▸ **DATASET EXCERPTS**:
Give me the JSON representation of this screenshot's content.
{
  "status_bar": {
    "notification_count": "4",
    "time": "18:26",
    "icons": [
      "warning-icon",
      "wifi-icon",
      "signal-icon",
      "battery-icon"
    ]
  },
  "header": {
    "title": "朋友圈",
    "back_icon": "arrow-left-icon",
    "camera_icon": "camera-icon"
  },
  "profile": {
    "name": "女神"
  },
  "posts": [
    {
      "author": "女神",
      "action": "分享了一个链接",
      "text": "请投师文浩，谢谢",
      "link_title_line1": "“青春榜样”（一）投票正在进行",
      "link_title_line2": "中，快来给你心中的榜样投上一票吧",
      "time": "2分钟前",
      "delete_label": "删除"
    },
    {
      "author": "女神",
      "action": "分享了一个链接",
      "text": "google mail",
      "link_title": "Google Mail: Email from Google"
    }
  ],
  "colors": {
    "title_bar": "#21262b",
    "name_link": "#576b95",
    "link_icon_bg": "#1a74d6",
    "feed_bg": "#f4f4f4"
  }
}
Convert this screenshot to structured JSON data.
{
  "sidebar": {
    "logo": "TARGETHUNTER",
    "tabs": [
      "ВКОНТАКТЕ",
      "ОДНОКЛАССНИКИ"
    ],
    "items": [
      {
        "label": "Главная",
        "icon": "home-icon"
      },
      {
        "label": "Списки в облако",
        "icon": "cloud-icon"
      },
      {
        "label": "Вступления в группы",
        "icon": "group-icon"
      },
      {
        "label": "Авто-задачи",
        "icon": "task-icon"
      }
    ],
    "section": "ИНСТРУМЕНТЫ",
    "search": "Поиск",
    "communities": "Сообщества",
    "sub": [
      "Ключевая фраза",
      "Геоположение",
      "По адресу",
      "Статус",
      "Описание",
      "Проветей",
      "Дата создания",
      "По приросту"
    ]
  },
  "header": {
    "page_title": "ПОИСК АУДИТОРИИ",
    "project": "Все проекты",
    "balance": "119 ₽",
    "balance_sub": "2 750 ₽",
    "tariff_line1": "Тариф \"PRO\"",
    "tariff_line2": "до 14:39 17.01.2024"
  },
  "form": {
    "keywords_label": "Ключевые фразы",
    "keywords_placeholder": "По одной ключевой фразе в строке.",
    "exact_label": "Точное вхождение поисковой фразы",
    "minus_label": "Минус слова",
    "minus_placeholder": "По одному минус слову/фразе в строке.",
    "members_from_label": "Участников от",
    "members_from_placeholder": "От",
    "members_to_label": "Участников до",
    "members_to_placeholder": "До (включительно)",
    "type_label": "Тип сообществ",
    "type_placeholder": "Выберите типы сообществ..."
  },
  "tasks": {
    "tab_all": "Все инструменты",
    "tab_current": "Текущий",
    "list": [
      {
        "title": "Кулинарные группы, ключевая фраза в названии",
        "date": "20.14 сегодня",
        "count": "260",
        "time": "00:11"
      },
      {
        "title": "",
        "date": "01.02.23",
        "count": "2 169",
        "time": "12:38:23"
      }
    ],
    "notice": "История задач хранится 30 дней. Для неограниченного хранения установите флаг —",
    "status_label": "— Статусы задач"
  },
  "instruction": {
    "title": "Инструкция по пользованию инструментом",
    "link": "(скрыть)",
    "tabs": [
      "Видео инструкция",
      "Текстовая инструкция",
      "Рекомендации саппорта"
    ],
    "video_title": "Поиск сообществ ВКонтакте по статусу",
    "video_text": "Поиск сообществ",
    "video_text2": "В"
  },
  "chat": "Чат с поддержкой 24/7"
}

▸ **TASK INSTRUCTIONS**: Copy out each line exactly as written.

▸ **THE OUTPUT**:
Give me the JSON representation of this screenshot's content.
{
  "status_bar": {
    "notification_count": "4",
    "time": "18:26",
    "icons": [
      "warning-icon",
      "wifi-icon",
      "signal-icon",
      "battery-icon"
    ]
  },
  "header": {
    "title": "朋友圈",
    "back_icon": "arrow-left-icon",
    "camera_icon": "camera-icon"
  },
  "profile": {
    "name": "女神"
  },
  "posts": [
    {
      "author": "女神",
      "action": "分享了一个链接",
      "text": "请投师文浩，谢谢",
      "link_title_line1": "“青春榜样”（一）投票正在进行",
      "link_title_line2": "中，快来给你心中的榜样投上一票吧",
      "time": "2分钟前",
      "delete_label": "删除"
    },
    {
      "author": "女神",
      "action": "分享了一个链接",
      "text": "google mail",
      "link_title": "Google Mail: Email from Google"
    }
  ],
  "colors": {
    "title_bar": "#21262b",
    "name_link": "#576b95",
    "link_icon_bg": "#1a74d6",
    "feed_bg": "#f4f4f4"
  }
}
Convert this screenshot to structured JSON data.
{
  "sidebar": {
    "logo": "TARGETHUNTER",
    "tabs": [
      "ВКОНТАКТЕ",
      "ОДНОКЛАССНИКИ"
    ],
    "items": [
      {
        "label": "Главная",
        "icon": "home-icon"
      },
      {
        "label": "Списки в облако",
        "icon": "cloud-icon"
      },
      {
        "label": "Вступления в группы",
        "icon": "group-icon"
      },
      {
        "label": "Авто-задачи",
        "icon": "task-icon"
      }
    ],
    "section": "ИНСТРУМЕНТЫ",
    "search": "Поиск",
    "communities": "Сообщества",
    "sub": [
      "Ключевая фраза",
      "Геоположение",
      "По адресу",
      "Статус",
      "Описание",
      "Проветей",
      "Дата создания",
      "По приросту"
    ]
  },
  "header": {
    "page_title": "ПОИСК АУДИТОРИИ",
    "project": "Все проекты",
    "balance": "119 ₽",
    "balance_sub": "2 750 ₽",
    "tariff_line1": "Тариф \"PRO\"",
    "tariff_line2": "до 14:39 17.01.2024"
  },
  "form": {
    "keywords_label": "Ключевые фразы",
    "keywords_placeholder": "По одной ключевой фразе в строке.",
    "exact_label": "Точное вхождение поисковой фразы",
    "minus_label": "Минус слова",
    "minus_placeholder": "По одному минус слову/фразе в строке.",
    "members_from_label": "Участников от",
    "members_from_placeholder": "От",
    "members_to_label": "Участников до",
    "members_to_placeholder": "До (включительно)",
    "type_label": "Тип сообществ",
    "type_placeholder": "Выберите типы сообществ..."
  },
  "tasks": {
    "tab_all": "Все инструменты",
    "tab_current": "Текущий",
    "list": [
      {
        "title": "Кулинарные группы, ключевая фраза в названии",
        "date": "20.14 сегодня",
        "count": "260",
        "time": "00:11"
      },
      {
        "title": "",
        "date": "01.02.23",
        "count": "2 169",
        "time": "12:38:23"
      }
    ],
    "notice": "История задач хранится 30 дней. Для неограниченного хранения установите флаг —",
    "status_label": "— Статусы задач"
  },
  "instruction": {
    "title": "Инструкция по пользованию инструментом",
    "link": "(скрыть)",
    "tabs": [
      "Видео инструкция",
      "Текстовая инструкция",
      "Рекомендации саппорта"
    ],
    "video_title": "Поиск сообществ ВКонтакте по статусу",
    "video_text": "Поиск сообществ",
    "video_text2": "В"
  },
  "chat": "Чат с поддержкой 24/7"
}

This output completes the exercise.